→ WHAT IS ASKED: Please find all lines in the data that hold the string "available" and copy them.

***** DATASET RECORDS *****

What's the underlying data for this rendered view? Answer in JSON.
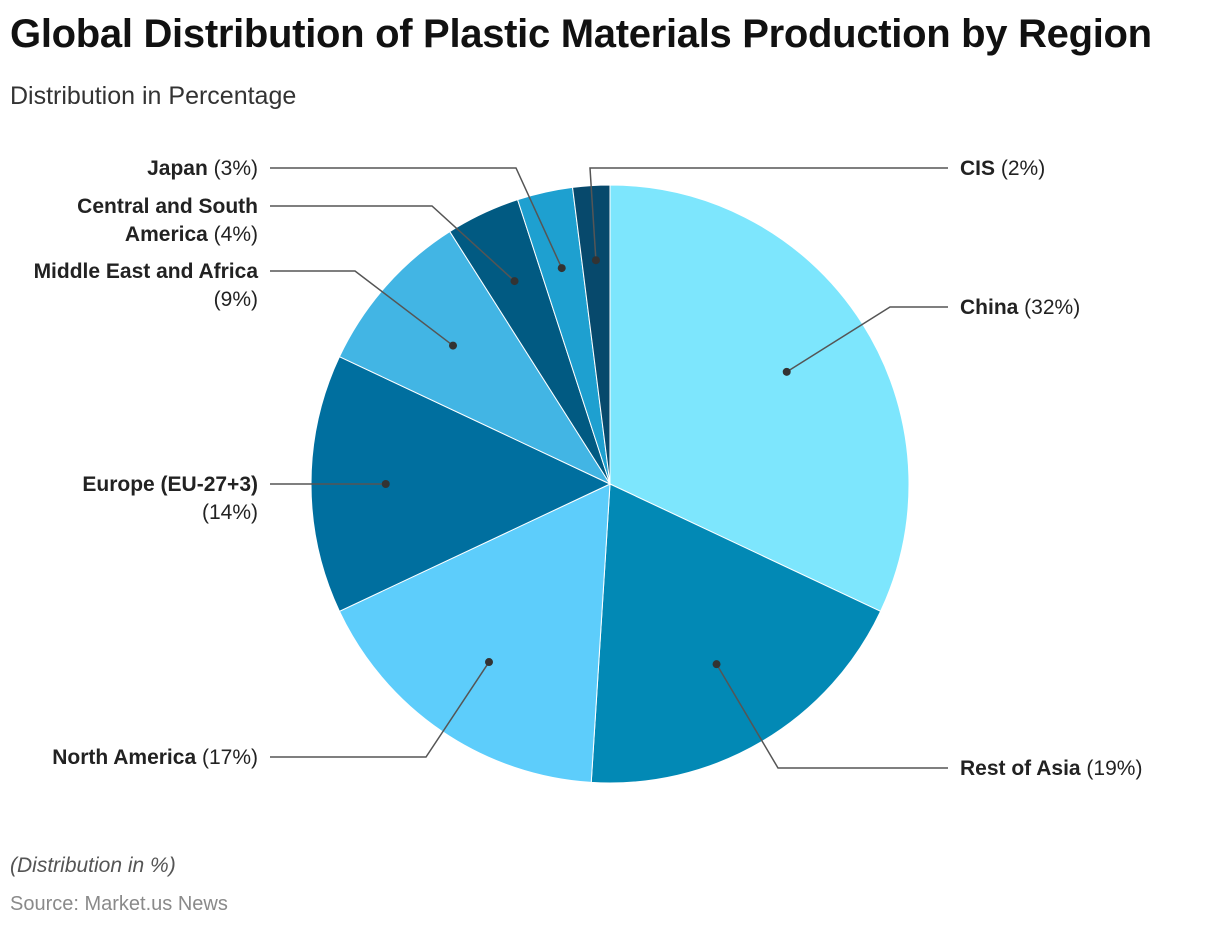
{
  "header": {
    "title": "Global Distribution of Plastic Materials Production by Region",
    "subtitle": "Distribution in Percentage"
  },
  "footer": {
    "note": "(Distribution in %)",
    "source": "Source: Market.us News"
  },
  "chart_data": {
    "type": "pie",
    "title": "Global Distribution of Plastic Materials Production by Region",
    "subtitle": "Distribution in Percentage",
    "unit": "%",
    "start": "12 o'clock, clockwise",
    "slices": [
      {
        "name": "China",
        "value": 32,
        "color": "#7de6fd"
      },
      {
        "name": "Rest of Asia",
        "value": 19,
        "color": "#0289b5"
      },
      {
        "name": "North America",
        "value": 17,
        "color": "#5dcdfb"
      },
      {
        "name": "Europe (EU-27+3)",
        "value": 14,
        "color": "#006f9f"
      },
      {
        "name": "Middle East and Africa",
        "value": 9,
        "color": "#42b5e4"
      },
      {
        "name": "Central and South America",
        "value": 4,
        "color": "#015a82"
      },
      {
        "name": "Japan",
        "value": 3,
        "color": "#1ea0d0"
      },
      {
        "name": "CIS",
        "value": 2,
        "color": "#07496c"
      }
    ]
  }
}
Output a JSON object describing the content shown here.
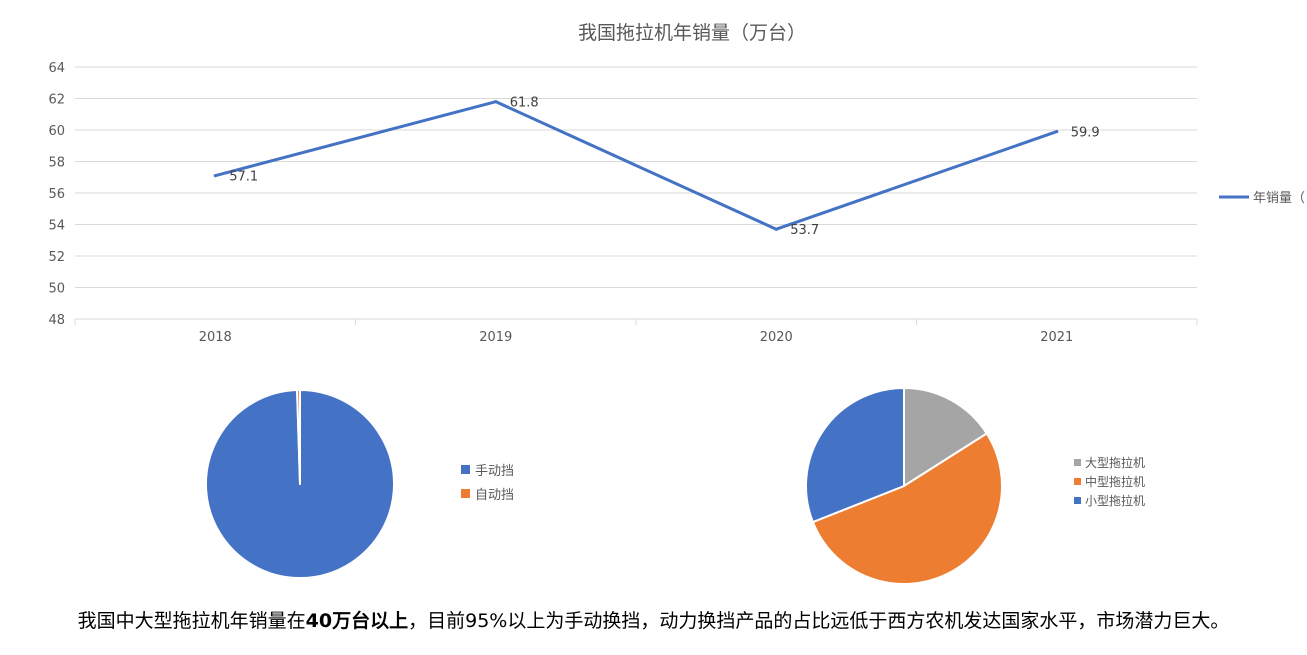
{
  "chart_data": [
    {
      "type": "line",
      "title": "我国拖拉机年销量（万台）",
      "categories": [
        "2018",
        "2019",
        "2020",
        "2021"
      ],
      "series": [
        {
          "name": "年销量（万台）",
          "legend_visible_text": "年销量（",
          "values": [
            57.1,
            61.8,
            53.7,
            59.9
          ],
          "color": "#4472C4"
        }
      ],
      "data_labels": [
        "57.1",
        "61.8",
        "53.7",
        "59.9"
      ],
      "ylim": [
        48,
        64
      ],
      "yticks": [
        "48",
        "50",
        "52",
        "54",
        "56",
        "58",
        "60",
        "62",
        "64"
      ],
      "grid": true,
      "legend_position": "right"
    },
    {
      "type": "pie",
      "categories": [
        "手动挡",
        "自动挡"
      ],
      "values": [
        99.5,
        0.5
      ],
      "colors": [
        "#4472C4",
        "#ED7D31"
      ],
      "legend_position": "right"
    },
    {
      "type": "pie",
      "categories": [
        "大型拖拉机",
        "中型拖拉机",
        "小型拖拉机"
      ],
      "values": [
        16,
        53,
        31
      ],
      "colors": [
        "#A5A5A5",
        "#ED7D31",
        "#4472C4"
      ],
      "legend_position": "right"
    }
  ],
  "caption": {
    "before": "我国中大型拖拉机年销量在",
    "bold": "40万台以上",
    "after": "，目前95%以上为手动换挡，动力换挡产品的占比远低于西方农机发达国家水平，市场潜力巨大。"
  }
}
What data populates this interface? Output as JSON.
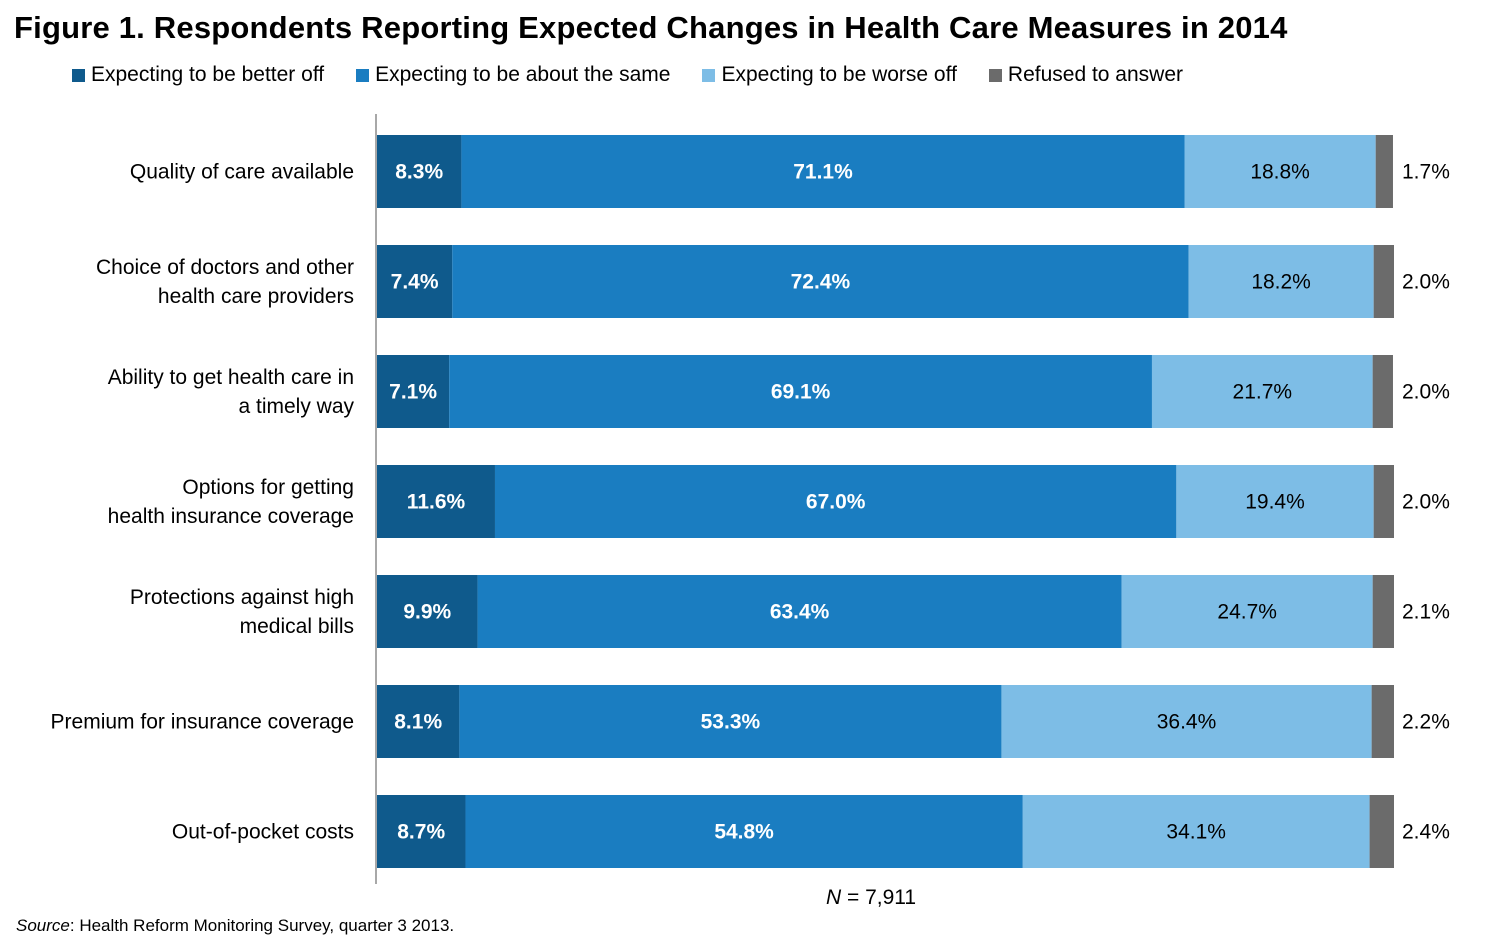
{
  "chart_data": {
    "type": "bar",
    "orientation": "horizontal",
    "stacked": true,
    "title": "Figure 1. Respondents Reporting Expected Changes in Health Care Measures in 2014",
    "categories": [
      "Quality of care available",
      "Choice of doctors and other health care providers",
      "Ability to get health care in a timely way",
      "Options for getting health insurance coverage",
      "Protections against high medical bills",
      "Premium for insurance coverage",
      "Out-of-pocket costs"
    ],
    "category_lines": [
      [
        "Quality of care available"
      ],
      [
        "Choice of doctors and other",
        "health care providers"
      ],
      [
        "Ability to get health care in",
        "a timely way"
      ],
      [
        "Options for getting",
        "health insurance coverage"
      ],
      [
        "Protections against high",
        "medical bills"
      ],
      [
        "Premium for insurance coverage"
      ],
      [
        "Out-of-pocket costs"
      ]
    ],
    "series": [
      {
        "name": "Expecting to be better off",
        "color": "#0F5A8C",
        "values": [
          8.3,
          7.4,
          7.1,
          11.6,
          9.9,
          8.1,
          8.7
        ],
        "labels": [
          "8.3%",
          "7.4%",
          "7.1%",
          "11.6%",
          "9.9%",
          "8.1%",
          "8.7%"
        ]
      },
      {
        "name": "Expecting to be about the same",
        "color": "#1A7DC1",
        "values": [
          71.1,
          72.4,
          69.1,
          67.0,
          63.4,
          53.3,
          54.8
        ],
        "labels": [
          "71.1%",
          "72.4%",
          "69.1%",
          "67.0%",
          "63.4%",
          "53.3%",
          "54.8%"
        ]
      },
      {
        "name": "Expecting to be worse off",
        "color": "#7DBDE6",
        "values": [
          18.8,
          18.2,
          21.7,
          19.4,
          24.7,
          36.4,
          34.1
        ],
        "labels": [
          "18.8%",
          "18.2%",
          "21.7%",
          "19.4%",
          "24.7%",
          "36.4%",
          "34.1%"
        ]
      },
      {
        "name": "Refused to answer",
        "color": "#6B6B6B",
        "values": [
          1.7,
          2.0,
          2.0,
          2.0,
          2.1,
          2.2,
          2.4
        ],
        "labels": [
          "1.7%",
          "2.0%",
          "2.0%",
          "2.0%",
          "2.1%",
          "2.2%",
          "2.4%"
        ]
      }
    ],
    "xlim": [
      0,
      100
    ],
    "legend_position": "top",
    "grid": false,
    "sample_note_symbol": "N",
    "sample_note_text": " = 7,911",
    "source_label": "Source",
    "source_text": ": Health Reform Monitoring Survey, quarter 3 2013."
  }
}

*****

→ ANSWER:
      "Quality of care available",
        "Quality of care available"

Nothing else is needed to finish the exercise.